Exercise instructions:
Without the pictures, can you quote each line below exactly?

Data lines:
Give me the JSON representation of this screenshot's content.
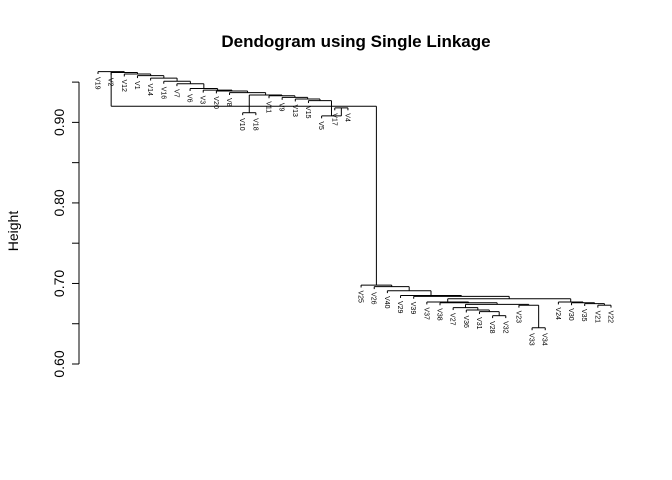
{
  "chart_data": {
    "type": "dendrogram",
    "title": "Dendogram using Single Linkage",
    "ylabel": "Height",
    "xlabel": "",
    "ylim": [
      0.6,
      0.97
    ],
    "y_ticks": [
      0.6,
      0.7,
      0.8,
      0.9
    ],
    "y_tick_labels": [
      "0.60",
      "0.70",
      "0.80",
      "0.90"
    ],
    "y_minor_ticks": [
      0.65,
      0.75,
      0.85,
      0.95
    ],
    "leaf_label_offset": 0.003,
    "leaves": [
      "V19",
      "V2",
      "V12",
      "V1",
      "V14",
      "V16",
      "V7",
      "V6",
      "V3",
      "V20",
      "V8",
      "V10",
      "V18",
      "V11",
      "V9",
      "V13",
      "V15",
      "V5",
      "V17",
      "V4",
      "V25",
      "V26",
      "V40",
      "V29",
      "V39",
      "V37",
      "V38",
      "V27",
      "V36",
      "V31",
      "V28",
      "V32",
      "V23",
      "V33",
      "V34",
      "V24",
      "V30",
      "V35",
      "V21",
      "V22"
    ],
    "merges": [
      {
        "a": "V10",
        "b": "V18",
        "height": 0.912
      },
      {
        "a": "V17",
        "b": "V4",
        "height": 0.918
      },
      {
        "a": "V5",
        "b": "c2",
        "height": 0.908
      },
      {
        "a": "V15",
        "b": "c3",
        "height": 0.927
      },
      {
        "a": "V13",
        "b": "c4",
        "height": 0.929
      },
      {
        "a": "V9",
        "b": "c5",
        "height": 0.931
      },
      {
        "a": "V11",
        "b": "c6",
        "height": 0.933
      },
      {
        "a": "c1",
        "b": "c7",
        "height": 0.934
      },
      {
        "a": "V8",
        "b": "c8",
        "height": 0.937
      },
      {
        "a": "V20",
        "b": "c9",
        "height": 0.939
      },
      {
        "a": "V3",
        "b": "c10",
        "height": 0.94
      },
      {
        "a": "V6",
        "b": "c11",
        "height": 0.942
      },
      {
        "a": "V7",
        "b": "c12",
        "height": 0.948
      },
      {
        "a": "V16",
        "b": "c13",
        "height": 0.951
      },
      {
        "a": "V14",
        "b": "c14",
        "height": 0.955
      },
      {
        "a": "V1",
        "b": "c15",
        "height": 0.958
      },
      {
        "a": "V12",
        "b": "c16",
        "height": 0.96
      },
      {
        "a": "V2",
        "b": "c17",
        "height": 0.962
      },
      {
        "a": "V19",
        "b": "c18",
        "height": 0.963
      },
      {
        "a": "V33",
        "b": "V34",
        "height": 0.645
      },
      {
        "a": "V28",
        "b": "V32",
        "height": 0.66
      },
      {
        "a": "V31",
        "b": "c21",
        "height": 0.665
      },
      {
        "a": "V36",
        "b": "c22",
        "height": 0.667
      },
      {
        "a": "V27",
        "b": "c23",
        "height": 0.67
      },
      {
        "a": "V21",
        "b": "V22",
        "height": 0.673
      },
      {
        "a": "V23",
        "b": "c20",
        "height": 0.673
      },
      {
        "a": "c24",
        "b": "c26",
        "height": 0.674
      },
      {
        "a": "V35",
        "b": "c25",
        "height": 0.675
      },
      {
        "a": "V30",
        "b": "c28",
        "height": 0.676
      },
      {
        "a": "V24",
        "b": "c29",
        "height": 0.677
      },
      {
        "a": "V38",
        "b": "c27",
        "height": 0.676
      },
      {
        "a": "V37",
        "b": "c31",
        "height": 0.677
      },
      {
        "a": "c32",
        "b": "c30",
        "height": 0.681
      },
      {
        "a": "V39",
        "b": "c33",
        "height": 0.684
      },
      {
        "a": "V29",
        "b": "c34",
        "height": 0.685
      },
      {
        "a": "V40",
        "b": "c35",
        "height": 0.691
      },
      {
        "a": "V26",
        "b": "c36",
        "height": 0.696
      },
      {
        "a": "V25",
        "b": "c37",
        "height": 0.698
      },
      {
        "a": "c19",
        "b": "c38",
        "height": 0.92
      }
    ]
  }
}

Exercise solution:
Give me the JSON representation of this screenshot's content.
{
  "chart_data": {
    "type": "dendrogram",
    "title": "Dendogram using Single Linkage",
    "ylabel": "Height",
    "xlabel": "",
    "ylim": [
      0.6,
      0.97
    ],
    "y_ticks": [
      0.6,
      0.7,
      0.8,
      0.9
    ],
    "y_tick_labels": [
      "0.60",
      "0.70",
      "0.80",
      "0.90"
    ],
    "y_minor_ticks": [
      0.65,
      0.75,
      0.85,
      0.95
    ],
    "leaf_label_offset": 0.003,
    "leaves": [
      "V19",
      "V2",
      "V12",
      "V1",
      "V14",
      "V16",
      "V7",
      "V6",
      "V3",
      "V20",
      "V8",
      "V10",
      "V18",
      "V11",
      "V9",
      "V13",
      "V15",
      "V5",
      "V17",
      "V4",
      "V25",
      "V26",
      "V40",
      "V29",
      "V39",
      "V37",
      "V38",
      "V27",
      "V36",
      "V31",
      "V28",
      "V32",
      "V23",
      "V33",
      "V34",
      "V24",
      "V30",
      "V35",
      "V21",
      "V22"
    ],
    "merges": [
      {
        "a": "V10",
        "b": "V18",
        "height": 0.912
      },
      {
        "a": "V17",
        "b": "V4",
        "height": 0.918
      },
      {
        "a": "V5",
        "b": "c2",
        "height": 0.908
      },
      {
        "a": "V15",
        "b": "c3",
        "height": 0.927
      },
      {
        "a": "V13",
        "b": "c4",
        "height": 0.929
      },
      {
        "a": "V9",
        "b": "c5",
        "height": 0.931
      },
      {
        "a": "V11",
        "b": "c6",
        "height": 0.933
      },
      {
        "a": "c1",
        "b": "c7",
        "height": 0.934
      },
      {
        "a": "V8",
        "b": "c8",
        "height": 0.937
      },
      {
        "a": "V20",
        "b": "c9",
        "height": 0.939
      },
      {
        "a": "V3",
        "b": "c10",
        "height": 0.94
      },
      {
        "a": "V6",
        "b": "c11",
        "height": 0.942
      },
      {
        "a": "V7",
        "b": "c12",
        "height": 0.948
      },
      {
        "a": "V16",
        "b": "c13",
        "height": 0.951
      },
      {
        "a": "V14",
        "b": "c14",
        "height": 0.955
      },
      {
        "a": "V1",
        "b": "c15",
        "height": 0.958
      },
      {
        "a": "V12",
        "b": "c16",
        "height": 0.96
      },
      {
        "a": "V2",
        "b": "c17",
        "height": 0.962
      },
      {
        "a": "V19",
        "b": "c18",
        "height": 0.963
      },
      {
        "a": "V33",
        "b": "V34",
        "height": 0.645
      },
      {
        "a": "V28",
        "b": "V32",
        "height": 0.66
      },
      {
        "a": "V31",
        "b": "c21",
        "height": 0.665
      },
      {
        "a": "V36",
        "b": "c22",
        "height": 0.667
      },
      {
        "a": "V27",
        "b": "c23",
        "height": 0.67
      },
      {
        "a": "V21",
        "b": "V22",
        "height": 0.673
      },
      {
        "a": "V23",
        "b": "c20",
        "height": 0.673
      },
      {
        "a": "c24",
        "b": "c26",
        "height": 0.674
      },
      {
        "a": "V35",
        "b": "c25",
        "height": 0.675
      },
      {
        "a": "V30",
        "b": "c28",
        "height": 0.676
      },
      {
        "a": "V24",
        "b": "c29",
        "height": 0.677
      },
      {
        "a": "V38",
        "b": "c27",
        "height": 0.676
      },
      {
        "a": "V37",
        "b": "c31",
        "height": 0.677
      },
      {
        "a": "c32",
        "b": "c30",
        "height": 0.681
      },
      {
        "a": "V39",
        "b": "c33",
        "height": 0.684
      },
      {
        "a": "V29",
        "b": "c34",
        "height": 0.685
      },
      {
        "a": "V40",
        "b": "c35",
        "height": 0.691
      },
      {
        "a": "V26",
        "b": "c36",
        "height": 0.696
      },
      {
        "a": "V25",
        "b": "c37",
        "height": 0.698
      },
      {
        "a": "c19",
        "b": "c38",
        "height": 0.92
      }
    ]
  }
}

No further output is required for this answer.